Each line in the entries below that holds the string "title" is to be listed.

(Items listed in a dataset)
__________

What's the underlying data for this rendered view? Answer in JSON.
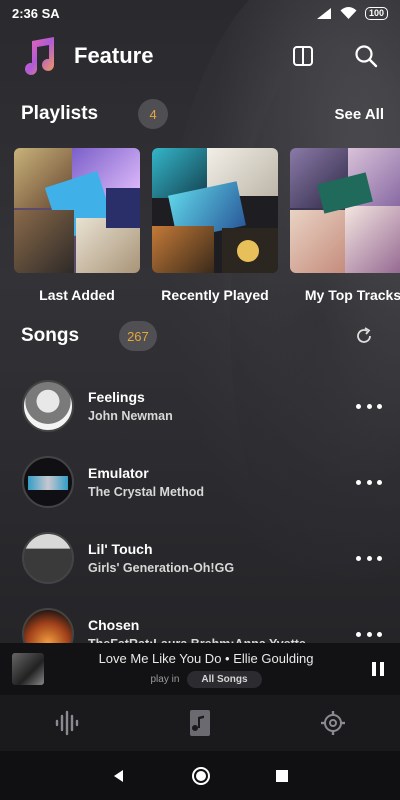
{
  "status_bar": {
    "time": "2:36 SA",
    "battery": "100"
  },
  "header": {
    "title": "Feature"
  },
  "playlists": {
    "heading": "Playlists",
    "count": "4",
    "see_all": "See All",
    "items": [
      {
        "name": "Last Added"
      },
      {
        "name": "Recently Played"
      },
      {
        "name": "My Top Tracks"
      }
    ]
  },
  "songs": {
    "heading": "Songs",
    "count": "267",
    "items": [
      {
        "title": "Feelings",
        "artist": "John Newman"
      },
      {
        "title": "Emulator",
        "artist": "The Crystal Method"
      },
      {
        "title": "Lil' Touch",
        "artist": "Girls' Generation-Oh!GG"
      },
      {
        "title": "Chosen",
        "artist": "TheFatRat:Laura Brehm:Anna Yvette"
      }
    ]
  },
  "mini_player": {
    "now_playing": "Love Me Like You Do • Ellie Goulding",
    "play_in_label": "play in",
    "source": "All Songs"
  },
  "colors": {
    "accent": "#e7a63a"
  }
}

__________

▶ _SOLUTION TO THE EXERCISE_
    "title": "Feature"
        "title": "Feelings",
        "title": "Emulator",
        "title": "Lil' Touch",
        "title": "Chosen",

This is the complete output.